- [Information supplied]:
------------------------------------------------
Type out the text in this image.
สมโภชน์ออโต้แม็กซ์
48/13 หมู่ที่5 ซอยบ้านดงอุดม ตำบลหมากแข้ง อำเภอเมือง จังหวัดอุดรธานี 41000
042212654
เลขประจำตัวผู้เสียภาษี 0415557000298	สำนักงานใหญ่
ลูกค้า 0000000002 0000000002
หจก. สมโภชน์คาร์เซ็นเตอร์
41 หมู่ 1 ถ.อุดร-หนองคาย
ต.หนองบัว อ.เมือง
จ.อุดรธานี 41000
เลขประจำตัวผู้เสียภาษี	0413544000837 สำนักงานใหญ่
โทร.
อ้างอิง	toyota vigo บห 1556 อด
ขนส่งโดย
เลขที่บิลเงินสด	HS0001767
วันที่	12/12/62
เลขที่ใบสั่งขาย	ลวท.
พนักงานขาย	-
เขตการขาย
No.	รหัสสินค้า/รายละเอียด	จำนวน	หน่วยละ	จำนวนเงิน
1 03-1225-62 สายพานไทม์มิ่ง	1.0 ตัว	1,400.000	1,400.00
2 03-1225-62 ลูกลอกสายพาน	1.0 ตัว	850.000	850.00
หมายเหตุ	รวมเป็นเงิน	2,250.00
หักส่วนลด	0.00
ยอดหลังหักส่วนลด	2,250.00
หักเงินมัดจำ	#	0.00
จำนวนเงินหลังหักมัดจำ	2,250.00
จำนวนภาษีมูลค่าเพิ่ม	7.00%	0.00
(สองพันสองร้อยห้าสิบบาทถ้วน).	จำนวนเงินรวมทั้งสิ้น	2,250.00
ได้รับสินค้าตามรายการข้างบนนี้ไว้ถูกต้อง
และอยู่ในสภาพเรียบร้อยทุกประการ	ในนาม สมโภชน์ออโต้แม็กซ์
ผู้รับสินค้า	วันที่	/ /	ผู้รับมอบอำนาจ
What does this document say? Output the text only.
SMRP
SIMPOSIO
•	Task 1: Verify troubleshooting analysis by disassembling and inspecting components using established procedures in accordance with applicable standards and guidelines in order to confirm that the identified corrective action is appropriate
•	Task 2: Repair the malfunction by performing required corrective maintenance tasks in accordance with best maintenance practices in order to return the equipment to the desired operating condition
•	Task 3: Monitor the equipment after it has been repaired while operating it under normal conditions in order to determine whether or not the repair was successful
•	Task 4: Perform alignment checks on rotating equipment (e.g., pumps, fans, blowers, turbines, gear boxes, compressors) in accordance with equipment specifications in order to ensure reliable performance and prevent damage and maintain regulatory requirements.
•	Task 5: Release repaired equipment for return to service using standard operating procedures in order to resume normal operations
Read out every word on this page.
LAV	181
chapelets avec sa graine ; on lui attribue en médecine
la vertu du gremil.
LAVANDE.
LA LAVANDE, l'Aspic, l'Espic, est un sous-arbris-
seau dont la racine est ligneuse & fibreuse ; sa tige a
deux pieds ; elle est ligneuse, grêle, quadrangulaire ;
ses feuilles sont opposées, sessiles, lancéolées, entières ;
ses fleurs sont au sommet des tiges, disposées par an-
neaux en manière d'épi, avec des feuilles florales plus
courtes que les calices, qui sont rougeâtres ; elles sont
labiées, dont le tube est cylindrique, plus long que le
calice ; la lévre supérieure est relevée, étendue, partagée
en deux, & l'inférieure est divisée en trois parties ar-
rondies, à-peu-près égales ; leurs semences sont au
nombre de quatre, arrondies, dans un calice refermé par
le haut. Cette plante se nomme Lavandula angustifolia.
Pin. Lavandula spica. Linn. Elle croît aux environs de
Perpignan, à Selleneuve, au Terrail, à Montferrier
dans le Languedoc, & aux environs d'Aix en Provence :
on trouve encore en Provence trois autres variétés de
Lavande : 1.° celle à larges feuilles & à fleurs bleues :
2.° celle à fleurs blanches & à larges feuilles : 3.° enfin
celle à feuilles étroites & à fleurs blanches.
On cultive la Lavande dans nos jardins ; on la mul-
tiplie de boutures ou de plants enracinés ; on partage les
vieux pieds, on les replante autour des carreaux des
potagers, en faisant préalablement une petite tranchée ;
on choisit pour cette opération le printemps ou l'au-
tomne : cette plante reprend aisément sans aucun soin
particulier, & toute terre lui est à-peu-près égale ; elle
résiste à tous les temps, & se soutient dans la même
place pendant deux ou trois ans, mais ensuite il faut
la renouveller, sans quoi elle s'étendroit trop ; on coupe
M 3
------------------------------------------------
- [Exercise objective]: The records above must be output exactly, in full.

- [Solution]:
Type out the text in this image.
สมโภชน์ออโต้แม็กซ์
48/13 หมู่ที่5 ซอยบ้านดงอุดม ตำบลหมากแข้ง อำเภอเมือง จังหวัดอุดรธานี 41000
042212654
เลขประจำตัวผู้เสียภาษี 0415557000298	สำนักงานใหญ่
ลูกค้า 0000000002 0000000002
หจก. สมโภชน์คาร์เซ็นเตอร์
41 หมู่ 1 ถ.อุดร-หนองคาย
ต.หนองบัว อ.เมือง
จ.อุดรธานี 41000
เลขประจำตัวผู้เสียภาษี	0413544000837 สำนักงานใหญ่
โทร.
อ้างอิง	toyota vigo บห 1556 อด
ขนส่งโดย
เลขที่บิลเงินสด	HS0001767
วันที่	12/12/62
เลขที่ใบสั่งขาย	ลวท.
พนักงานขาย	-
เขตการขาย
No.	รหัสสินค้า/รายละเอียด	จำนวน	หน่วยละ	จำนวนเงิน
1 03-1225-62 สายพานไทม์มิ่ง	1.0 ตัว	1,400.000	1,400.00
2 03-1225-62 ลูกลอกสายพาน	1.0 ตัว	850.000	850.00
หมายเหตุ	รวมเป็นเงิน	2,250.00
หักส่วนลด	0.00
ยอดหลังหักส่วนลด	2,250.00
หักเงินมัดจำ	#	0.00
จำนวนเงินหลังหักมัดจำ	2,250.00
จำนวนภาษีมูลค่าเพิ่ม	7.00%	0.00
(สองพันสองร้อยห้าสิบบาทถ้วน).	จำนวนเงินรวมทั้งสิ้น	2,250.00
ได้รับสินค้าตามรายการข้างบนนี้ไว้ถูกต้อง
และอยู่ในสภาพเรียบร้อยทุกประการ	ในนาม สมโภชน์ออโต้แม็กซ์
ผู้รับสินค้า	วันที่	/ /	ผู้รับมอบอำนาจ
What does this document say? Output the text only.
SMRP
SIMPOSIO
•	Task 1: Verify troubleshooting analysis by disassembling and inspecting components using established procedures in accordance with applicable standards and guidelines in order to confirm that the identified corrective action is appropriate
•	Task 2: Repair the malfunction by performing required corrective maintenance tasks in accordance with best maintenance practices in order to return the equipment to the desired operating condition
•	Task 3: Monitor the equipment after it has been repaired while operating it under normal conditions in order to determine whether or not the repair was successful
•	Task 4: Perform alignment checks on rotating equipment (e.g., pumps, fans, blowers, turbines, gear boxes, compressors) in accordance with equipment specifications in order to ensure reliable performance and prevent damage and maintain regulatory requirements.
•	Task 5: Release repaired equipment for return to service using standard operating procedures in order to resume normal operations
Read out every word on this page.
LAV	181
chapelets avec sa graine ; on lui attribue en médecine
la vertu du gremil.
LAVANDE.
LA LAVANDE, l'Aspic, l'Espic, est un sous-arbris-
seau dont la racine est ligneuse & fibreuse ; sa tige a
deux pieds ; elle est ligneuse, grêle, quadrangulaire ;
ses feuilles sont opposées, sessiles, lancéolées, entières ;
ses fleurs sont au sommet des tiges, disposées par an-
neaux en manière d'épi, avec des feuilles florales plus
courtes que les calices, qui sont rougeâtres ; elles sont
labiées, dont le tube est cylindrique, plus long que le
calice ; la lévre supérieure est relevée, étendue, partagée
en deux, & l'inférieure est divisée en trois parties ar-
rondies, à-peu-près égales ; leurs semences sont au
nombre de quatre, arrondies, dans un calice refermé par
le haut. Cette plante se nomme Lavandula angustifolia.
Pin. Lavandula spica. Linn. Elle croît aux environs de
Perpignan, à Selleneuve, au Terrail, à Montferrier
dans le Languedoc, & aux environs d'Aix en Provence :
on trouve encore en Provence trois autres variétés de
Lavande : 1.° celle à larges feuilles & à fleurs bleues :
2.° celle à fleurs blanches & à larges feuilles : 3.° enfin
celle à feuilles étroites & à fleurs blanches.
On cultive la Lavande dans nos jardins ; on la mul-
tiplie de boutures ou de plants enracinés ; on partage les
vieux pieds, on les replante autour des carreaux des
potagers, en faisant préalablement une petite tranchée ;
on choisit pour cette opération le printemps ou l'au-
tomne : cette plante reprend aisément sans aucun soin
particulier, & toute terre lui est à-peu-près égale ; elle
résiste à tous les temps, & se soutient dans la même
place pendant deux ou trois ans, mais ensuite il faut
la renouveller, sans quoi elle s'étendroit trop ; on coupe
M 3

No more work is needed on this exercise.